• [Problem 1]
In the records, from their first line through the line containing "fan-power-score: 200 (800, 329, 861, 370)", put "user-bio" in place of "user-description" and give only those lines again, with nothing else changed.

• [Source excerpt]
By on September 15, 2011

Derek Kreindler’s provocative defense of the Maserati Kubang sparked off an interesting discussion among TTAC’s Best and Brightest yesterday, about the the macroeconomic outlook for luxury brands. Sure, the American economy is struggling to stay out of a double-dip recession, credit is no longer as available as it was in the pre-Lehman days, and some argue that worse is still to come… but for the moment, the high end of the luxury market couldn’t be doing better. Rolls-Royce CEO Torsten Mueller-Oetvoes tells Reuters [via AN [sub]] that his brand will set a new sales record this year, and that the outlook for 2012 is good, saying

I have not seen any reluctance to consider buying a Rolls-Royce. I do not feel that sentiment is deteriorating in the luxury market. We are dealing with people who are unusually wealthy and never really have to ask themselves, can I still afford this or not?

• [Records for this exercise]

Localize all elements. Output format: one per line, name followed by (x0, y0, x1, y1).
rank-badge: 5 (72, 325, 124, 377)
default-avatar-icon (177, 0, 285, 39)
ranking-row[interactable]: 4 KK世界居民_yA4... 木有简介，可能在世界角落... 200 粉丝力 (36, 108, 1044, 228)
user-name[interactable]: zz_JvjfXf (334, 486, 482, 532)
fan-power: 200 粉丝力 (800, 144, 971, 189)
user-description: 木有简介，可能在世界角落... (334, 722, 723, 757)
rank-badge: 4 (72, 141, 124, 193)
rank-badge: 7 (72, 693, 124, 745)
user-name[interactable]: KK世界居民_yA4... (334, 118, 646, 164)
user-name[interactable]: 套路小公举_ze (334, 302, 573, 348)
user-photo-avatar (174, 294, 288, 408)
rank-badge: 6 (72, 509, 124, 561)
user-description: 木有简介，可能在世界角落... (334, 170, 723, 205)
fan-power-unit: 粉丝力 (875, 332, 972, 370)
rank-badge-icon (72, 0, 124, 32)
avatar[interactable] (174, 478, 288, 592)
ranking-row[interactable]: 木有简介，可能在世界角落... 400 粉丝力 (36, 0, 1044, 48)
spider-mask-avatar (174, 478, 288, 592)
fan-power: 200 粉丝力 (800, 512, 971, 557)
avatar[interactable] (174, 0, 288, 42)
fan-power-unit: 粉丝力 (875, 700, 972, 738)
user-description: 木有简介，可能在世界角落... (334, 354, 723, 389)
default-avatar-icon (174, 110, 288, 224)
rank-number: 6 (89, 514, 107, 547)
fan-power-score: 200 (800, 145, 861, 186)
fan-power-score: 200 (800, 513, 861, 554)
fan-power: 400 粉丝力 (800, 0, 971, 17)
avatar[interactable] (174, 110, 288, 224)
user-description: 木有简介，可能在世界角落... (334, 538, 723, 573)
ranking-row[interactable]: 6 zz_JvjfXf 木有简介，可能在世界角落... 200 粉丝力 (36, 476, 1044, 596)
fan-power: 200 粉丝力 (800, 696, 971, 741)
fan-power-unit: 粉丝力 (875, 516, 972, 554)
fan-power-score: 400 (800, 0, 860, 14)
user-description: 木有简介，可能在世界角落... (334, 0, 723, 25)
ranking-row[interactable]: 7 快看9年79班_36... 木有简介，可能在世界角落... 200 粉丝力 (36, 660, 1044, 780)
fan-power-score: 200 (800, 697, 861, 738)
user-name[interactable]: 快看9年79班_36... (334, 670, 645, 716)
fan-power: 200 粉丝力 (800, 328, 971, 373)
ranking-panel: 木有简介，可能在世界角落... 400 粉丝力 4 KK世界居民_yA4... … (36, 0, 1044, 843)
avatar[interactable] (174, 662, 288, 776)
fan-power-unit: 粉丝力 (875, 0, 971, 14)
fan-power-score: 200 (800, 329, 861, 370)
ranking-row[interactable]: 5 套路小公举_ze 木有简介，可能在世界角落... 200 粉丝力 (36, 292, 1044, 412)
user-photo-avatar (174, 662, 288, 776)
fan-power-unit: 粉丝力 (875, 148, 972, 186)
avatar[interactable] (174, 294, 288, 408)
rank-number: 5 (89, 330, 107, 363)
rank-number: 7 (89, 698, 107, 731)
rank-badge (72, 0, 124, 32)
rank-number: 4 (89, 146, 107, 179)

• [Problem 2]
Write out the passage on luxury car sales word for word, from "Derek Kreindler’s provocative" to "this or not?".

• [Worked solution 1]
Localize all elements. Output format: one per line, name followed by (x0, y0, x1, y1).
rank-badge: 5 (72, 325, 124, 377)
default-avatar-icon (177, 0, 285, 39)
ranking-row[interactable]: 4 KK世界居民_yA4... 木有简介，可能在世界角落... 200 粉丝力 (36, 108, 1044, 228)
user-name[interactable]: zz_JvjfXf (334, 486, 482, 532)
fan-power: 200 粉丝力 (800, 144, 971, 189)
user-bio: 木有简介，可能在世界角落... (334, 722, 723, 757)
rank-badge: 4 (72, 141, 124, 193)
rank-badge: 7 (72, 693, 124, 745)
user-name[interactable]: KK世界居民_yA4... (334, 118, 646, 164)
user-name[interactable]: 套路小公举_ze (334, 302, 573, 348)
user-photo-avatar (174, 294, 288, 408)
rank-badge: 6 (72, 509, 124, 561)
user-bio: 木有简介，可能在世界角落... (334, 170, 723, 205)
fan-power-unit: 粉丝力 (875, 332, 972, 370)
rank-badge-icon (72, 0, 124, 32)
avatar[interactable] (174, 478, 288, 592)
ranking-row[interactable]: 木有简介，可能在世界角落... 400 粉丝力 (36, 0, 1044, 48)
spider-mask-avatar (174, 478, 288, 592)
fan-power: 200 粉丝力 (800, 512, 971, 557)
avatar[interactable] (174, 0, 288, 42)
fan-power-unit: 粉丝力 (875, 700, 972, 738)
user-bio: 木有简介，可能在世界角落... (334, 354, 723, 389)
default-avatar-icon (174, 110, 288, 224)
rank-number: 6 (89, 514, 107, 547)
fan-power-score: 200 (800, 145, 861, 186)
fan-power-score: 200 (800, 513, 861, 554)
fan-power: 400 粉丝力 (800, 0, 971, 17)
avatar[interactable] (174, 110, 288, 224)
user-bio: 木有简介，可能在世界角落... (334, 538, 723, 573)
ranking-row[interactable]: 6 zz_JvjfXf 木有简介，可能在世界角落... 200 粉丝力 (36, 476, 1044, 596)
fan-power: 200 粉丝力 (800, 696, 971, 741)
fan-power-unit: 粉丝力 (875, 516, 972, 554)
fan-power-score: 400 (800, 0, 860, 14)
user-bio: 木有简介，可能在世界角落... (334, 0, 723, 25)
ranking-row[interactable]: 7 快看9年79班_36... 木有简介，可能在世界角落... 200 粉丝力 (36, 660, 1044, 780)
fan-power-score: 200 (800, 697, 861, 738)
user-name[interactable]: 快看9年79班_36... (334, 670, 645, 716)
fan-power: 200 粉丝力 (800, 328, 971, 373)
ranking-panel: 木有简介，可能在世界角落... 400 粉丝力 4 KK世界居民_yA4... … (36, 0, 1044, 843)
avatar[interactable] (174, 662, 288, 776)
fan-power-unit: 粉丝力 (875, 0, 971, 14)
fan-power-score: 200 (800, 329, 861, 370)

• [Worked solution 2]
Derek Kreindler’s provocative defense of the Maserati Kubang sparked off an interesting discussion among TTAC’s Best and Brightest yesterday, about the the macroeconomic outlook for luxury brands. Sure, the American economy is struggling to stay out of a double-dip recession, credit is no longer as available as it was in the pre-Lehman days, and some argue that worse is still to come… but for the moment, the high end of the luxury market couldn’t be doing better. Rolls-Royce CEO Torsten Mueller-Oetvoes tells Reuters [via AN [sub]] that his brand will set a new sales record this year, and that the outlook for 2012 is good, saying

I have not seen any reluctance to consider buying a Rolls-Royce. I do not feel that sentiment is deteriorating in the luxury market. We are dealing with people who are unusually wealthy and never really have to ask themselves, can I still afford this or not?